● **Exercise description**:
Copy out the material word for word, from its first line through the line that contains "option-value: 230 xyxy=(430,401,481,419)", including both of those lines.

▬▬▬

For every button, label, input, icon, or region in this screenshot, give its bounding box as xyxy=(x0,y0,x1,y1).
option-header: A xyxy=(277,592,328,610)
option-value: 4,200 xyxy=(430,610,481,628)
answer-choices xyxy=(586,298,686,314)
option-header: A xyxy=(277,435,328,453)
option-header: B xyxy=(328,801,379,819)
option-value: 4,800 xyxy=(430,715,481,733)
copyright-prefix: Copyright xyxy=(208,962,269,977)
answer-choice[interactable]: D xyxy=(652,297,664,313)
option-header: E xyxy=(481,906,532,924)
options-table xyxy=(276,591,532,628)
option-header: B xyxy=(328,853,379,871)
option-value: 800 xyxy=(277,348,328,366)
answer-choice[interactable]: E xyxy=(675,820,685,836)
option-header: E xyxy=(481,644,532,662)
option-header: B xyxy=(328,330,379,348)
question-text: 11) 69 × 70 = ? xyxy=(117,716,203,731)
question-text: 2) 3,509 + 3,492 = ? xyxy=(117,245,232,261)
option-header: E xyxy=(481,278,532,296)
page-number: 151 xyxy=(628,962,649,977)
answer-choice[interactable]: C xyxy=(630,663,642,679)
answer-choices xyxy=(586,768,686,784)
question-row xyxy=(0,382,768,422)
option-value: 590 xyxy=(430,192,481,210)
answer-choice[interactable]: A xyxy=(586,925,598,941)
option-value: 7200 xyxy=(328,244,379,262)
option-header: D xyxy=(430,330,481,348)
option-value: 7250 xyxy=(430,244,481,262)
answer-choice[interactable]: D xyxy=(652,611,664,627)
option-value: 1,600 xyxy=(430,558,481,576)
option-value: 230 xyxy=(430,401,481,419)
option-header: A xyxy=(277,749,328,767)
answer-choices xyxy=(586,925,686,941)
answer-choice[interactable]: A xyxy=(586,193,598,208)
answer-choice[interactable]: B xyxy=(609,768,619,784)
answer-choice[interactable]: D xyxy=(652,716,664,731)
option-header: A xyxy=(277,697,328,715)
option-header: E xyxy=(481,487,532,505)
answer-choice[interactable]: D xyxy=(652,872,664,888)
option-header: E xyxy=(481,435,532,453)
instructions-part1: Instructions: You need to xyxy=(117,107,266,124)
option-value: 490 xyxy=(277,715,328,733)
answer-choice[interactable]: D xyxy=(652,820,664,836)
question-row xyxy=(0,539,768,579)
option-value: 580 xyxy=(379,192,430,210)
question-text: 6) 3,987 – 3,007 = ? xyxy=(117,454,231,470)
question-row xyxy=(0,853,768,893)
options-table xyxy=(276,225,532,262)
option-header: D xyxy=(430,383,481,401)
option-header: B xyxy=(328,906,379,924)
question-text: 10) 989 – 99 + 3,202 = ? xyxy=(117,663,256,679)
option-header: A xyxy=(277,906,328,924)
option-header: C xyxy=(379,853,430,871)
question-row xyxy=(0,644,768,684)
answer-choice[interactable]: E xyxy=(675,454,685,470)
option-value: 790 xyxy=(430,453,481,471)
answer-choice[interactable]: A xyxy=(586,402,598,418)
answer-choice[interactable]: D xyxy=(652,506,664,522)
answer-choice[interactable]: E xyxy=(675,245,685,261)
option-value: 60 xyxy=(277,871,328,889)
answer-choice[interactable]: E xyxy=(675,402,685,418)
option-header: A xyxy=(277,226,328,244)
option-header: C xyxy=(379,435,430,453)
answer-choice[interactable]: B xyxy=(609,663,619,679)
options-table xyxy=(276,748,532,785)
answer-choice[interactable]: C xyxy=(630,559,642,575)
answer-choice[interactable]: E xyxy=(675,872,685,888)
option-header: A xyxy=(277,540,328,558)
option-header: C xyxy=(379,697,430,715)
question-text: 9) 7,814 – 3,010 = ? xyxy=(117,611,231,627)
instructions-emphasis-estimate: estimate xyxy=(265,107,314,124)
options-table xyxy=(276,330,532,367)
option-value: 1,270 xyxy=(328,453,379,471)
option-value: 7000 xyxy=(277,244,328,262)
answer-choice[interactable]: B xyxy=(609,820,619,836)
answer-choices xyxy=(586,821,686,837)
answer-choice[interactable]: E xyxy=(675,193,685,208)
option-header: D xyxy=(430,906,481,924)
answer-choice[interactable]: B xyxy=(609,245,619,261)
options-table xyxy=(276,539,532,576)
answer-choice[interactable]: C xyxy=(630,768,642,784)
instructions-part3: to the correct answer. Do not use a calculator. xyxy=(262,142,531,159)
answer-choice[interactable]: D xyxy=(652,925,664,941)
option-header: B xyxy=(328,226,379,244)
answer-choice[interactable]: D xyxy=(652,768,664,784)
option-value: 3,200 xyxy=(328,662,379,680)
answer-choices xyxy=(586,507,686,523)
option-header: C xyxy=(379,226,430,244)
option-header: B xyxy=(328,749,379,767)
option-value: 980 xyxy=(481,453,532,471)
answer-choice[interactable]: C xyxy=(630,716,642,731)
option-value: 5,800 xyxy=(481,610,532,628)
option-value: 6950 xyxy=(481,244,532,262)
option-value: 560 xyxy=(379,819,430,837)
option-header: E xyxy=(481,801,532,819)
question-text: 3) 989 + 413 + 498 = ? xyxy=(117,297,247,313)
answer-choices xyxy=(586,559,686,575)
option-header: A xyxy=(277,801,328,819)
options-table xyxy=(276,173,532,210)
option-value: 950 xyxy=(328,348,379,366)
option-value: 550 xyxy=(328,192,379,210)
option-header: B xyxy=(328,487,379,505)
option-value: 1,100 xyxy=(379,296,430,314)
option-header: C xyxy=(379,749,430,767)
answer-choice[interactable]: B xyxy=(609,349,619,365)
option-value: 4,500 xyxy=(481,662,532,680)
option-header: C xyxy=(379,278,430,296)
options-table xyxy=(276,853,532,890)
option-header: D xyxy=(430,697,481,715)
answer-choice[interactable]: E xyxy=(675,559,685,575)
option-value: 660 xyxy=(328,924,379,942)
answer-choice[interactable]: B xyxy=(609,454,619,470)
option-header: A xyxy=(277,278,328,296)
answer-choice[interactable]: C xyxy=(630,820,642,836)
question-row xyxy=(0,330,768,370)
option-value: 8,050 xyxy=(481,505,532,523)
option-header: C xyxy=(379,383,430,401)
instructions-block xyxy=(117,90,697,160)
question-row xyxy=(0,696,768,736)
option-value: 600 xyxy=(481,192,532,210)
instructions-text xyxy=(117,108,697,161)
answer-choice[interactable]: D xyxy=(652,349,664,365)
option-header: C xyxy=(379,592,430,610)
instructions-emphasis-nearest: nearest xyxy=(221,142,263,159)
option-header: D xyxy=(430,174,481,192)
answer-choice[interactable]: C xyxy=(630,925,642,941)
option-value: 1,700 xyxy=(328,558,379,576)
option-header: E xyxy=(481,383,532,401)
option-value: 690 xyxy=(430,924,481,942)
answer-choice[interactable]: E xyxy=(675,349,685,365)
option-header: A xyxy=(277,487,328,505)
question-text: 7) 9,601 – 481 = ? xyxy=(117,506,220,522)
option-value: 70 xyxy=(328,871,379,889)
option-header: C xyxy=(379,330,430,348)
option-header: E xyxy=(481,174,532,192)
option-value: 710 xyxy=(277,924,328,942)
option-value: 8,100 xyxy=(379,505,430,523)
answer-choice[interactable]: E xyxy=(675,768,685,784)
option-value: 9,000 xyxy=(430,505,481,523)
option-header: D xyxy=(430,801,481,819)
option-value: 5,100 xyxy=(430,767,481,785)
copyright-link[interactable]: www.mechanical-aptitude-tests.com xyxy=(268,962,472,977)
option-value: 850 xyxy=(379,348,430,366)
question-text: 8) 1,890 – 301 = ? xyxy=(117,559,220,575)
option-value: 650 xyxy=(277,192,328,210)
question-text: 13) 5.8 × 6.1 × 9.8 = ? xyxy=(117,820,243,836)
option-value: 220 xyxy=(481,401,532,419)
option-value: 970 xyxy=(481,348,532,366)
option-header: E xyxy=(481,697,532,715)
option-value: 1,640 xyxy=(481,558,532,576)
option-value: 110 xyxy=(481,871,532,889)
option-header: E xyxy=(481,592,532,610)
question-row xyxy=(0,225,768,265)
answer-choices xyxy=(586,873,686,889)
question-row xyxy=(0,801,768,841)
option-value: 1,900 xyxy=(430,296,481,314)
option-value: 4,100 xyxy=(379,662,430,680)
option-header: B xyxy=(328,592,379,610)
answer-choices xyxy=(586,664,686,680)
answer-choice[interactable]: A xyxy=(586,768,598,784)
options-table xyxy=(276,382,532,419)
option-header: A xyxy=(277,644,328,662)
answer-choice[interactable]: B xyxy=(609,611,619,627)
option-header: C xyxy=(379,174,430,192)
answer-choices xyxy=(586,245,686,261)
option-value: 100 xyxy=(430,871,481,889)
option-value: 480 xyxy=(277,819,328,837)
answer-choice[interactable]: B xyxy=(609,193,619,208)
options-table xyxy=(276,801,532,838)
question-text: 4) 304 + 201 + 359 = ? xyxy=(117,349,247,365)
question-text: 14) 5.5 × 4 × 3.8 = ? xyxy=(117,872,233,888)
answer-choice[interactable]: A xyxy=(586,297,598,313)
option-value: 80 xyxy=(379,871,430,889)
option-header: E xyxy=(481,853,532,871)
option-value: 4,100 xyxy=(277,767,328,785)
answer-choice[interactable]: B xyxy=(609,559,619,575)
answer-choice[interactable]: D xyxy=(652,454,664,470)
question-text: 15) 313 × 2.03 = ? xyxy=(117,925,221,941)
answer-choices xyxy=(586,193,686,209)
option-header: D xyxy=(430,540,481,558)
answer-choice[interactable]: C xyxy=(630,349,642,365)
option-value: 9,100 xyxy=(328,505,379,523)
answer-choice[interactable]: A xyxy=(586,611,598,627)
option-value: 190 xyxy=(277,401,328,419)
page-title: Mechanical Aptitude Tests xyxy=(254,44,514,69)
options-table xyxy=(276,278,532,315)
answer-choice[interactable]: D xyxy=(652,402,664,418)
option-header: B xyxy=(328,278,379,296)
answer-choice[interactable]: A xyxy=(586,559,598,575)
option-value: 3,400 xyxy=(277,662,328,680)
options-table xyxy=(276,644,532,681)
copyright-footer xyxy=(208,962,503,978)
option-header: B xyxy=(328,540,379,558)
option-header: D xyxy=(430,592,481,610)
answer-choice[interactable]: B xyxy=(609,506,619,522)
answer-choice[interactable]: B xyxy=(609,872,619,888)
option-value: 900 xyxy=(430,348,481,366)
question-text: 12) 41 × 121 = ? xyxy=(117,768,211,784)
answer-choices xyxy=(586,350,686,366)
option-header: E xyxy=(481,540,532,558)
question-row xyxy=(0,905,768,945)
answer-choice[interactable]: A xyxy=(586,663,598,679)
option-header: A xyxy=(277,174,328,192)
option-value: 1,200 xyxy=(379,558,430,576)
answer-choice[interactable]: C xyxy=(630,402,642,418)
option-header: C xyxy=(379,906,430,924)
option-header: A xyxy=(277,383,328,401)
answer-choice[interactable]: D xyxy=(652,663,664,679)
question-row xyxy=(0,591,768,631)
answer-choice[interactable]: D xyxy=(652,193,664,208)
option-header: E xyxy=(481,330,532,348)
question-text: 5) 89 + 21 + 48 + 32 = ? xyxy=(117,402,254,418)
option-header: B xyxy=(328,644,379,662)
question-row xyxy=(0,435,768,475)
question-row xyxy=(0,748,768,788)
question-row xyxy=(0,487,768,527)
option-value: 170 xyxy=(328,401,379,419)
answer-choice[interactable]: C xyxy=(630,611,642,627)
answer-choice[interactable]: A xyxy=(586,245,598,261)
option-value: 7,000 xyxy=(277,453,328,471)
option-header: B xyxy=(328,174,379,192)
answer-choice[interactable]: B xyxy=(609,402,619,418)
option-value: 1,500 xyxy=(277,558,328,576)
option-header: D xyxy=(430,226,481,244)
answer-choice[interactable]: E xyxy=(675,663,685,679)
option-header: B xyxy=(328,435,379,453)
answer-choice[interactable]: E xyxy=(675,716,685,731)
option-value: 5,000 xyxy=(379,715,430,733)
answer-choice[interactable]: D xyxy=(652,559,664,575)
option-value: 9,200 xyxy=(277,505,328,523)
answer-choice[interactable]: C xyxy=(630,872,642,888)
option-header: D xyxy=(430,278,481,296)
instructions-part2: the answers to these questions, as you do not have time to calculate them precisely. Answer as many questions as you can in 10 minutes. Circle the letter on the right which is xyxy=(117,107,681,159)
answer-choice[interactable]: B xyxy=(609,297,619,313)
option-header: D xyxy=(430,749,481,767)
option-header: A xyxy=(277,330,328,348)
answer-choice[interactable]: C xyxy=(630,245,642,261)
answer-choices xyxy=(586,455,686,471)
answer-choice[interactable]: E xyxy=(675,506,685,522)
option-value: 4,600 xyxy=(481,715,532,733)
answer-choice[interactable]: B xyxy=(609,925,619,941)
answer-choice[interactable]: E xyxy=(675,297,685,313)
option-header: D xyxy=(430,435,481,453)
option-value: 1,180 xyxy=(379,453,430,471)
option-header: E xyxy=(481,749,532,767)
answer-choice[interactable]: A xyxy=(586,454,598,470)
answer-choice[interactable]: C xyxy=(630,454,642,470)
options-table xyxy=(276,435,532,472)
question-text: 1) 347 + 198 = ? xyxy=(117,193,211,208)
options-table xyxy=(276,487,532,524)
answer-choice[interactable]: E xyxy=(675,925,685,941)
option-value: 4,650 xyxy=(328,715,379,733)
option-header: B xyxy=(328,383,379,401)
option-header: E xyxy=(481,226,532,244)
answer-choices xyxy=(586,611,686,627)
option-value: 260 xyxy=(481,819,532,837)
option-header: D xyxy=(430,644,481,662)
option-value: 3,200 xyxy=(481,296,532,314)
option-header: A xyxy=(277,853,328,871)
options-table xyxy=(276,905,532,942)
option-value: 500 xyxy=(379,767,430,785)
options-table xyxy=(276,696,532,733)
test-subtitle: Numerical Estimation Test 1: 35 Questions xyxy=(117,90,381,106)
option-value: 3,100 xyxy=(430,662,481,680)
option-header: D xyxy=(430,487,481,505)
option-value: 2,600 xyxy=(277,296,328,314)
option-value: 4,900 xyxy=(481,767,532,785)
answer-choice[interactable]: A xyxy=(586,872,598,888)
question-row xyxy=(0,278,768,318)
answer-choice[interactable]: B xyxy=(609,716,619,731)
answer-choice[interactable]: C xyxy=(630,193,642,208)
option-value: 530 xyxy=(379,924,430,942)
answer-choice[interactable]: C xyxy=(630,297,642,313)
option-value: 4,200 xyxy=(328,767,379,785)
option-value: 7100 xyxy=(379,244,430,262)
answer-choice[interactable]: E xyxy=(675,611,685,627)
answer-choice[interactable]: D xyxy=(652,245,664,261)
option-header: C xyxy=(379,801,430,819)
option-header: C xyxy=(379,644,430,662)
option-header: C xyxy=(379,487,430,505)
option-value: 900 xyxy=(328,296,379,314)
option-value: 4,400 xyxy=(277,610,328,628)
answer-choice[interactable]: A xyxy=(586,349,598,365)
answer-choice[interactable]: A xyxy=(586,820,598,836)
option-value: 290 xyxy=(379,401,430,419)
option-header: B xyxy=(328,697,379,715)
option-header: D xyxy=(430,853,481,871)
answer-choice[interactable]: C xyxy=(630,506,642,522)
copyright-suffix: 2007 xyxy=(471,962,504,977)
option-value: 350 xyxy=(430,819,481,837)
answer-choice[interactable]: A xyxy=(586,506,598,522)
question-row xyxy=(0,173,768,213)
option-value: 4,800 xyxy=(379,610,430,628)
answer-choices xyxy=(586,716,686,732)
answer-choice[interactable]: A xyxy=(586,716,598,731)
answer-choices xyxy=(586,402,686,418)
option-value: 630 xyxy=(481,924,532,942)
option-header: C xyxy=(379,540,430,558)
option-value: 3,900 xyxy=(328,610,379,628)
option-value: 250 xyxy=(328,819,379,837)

▬▬▬

● **Answer in full**:
For every button, label, input, icon, or region in this screenshot, give its bounding box as xyxy=(x0,y0,x1,y1).
option-header: A xyxy=(277,592,328,610)
option-value: 4,200 xyxy=(430,610,481,628)
answer-choices xyxy=(586,298,686,314)
option-header: A xyxy=(277,435,328,453)
option-header: B xyxy=(328,801,379,819)
option-value: 4,800 xyxy=(430,715,481,733)
copyright-prefix: Copyright xyxy=(208,962,269,977)
answer-choice[interactable]: D xyxy=(652,297,664,313)
option-header: E xyxy=(481,906,532,924)
options-table xyxy=(276,591,532,628)
option-header: B xyxy=(328,853,379,871)
option-value: 800 xyxy=(277,348,328,366)
answer-choice[interactable]: E xyxy=(675,820,685,836)
option-header: E xyxy=(481,644,532,662)
option-header: B xyxy=(328,330,379,348)
question-text: 11) 69 × 70 = ? xyxy=(117,716,203,731)
question-text: 2) 3,509 + 3,492 = ? xyxy=(117,245,232,261)
option-header: E xyxy=(481,278,532,296)
page-number: 151 xyxy=(628,962,649,977)
answer-choice[interactable]: C xyxy=(630,663,642,679)
answer-choices xyxy=(586,768,686,784)
question-row xyxy=(0,382,768,422)
option-value: 590 xyxy=(430,192,481,210)
answer-choice[interactable]: A xyxy=(586,925,598,941)
option-value: 7200 xyxy=(328,244,379,262)
option-header: D xyxy=(430,330,481,348)
option-value: 7250 xyxy=(430,244,481,262)
answer-choice[interactable]: D xyxy=(652,611,664,627)
option-value: 1,600 xyxy=(430,558,481,576)
option-value: 230 xyxy=(430,401,481,419)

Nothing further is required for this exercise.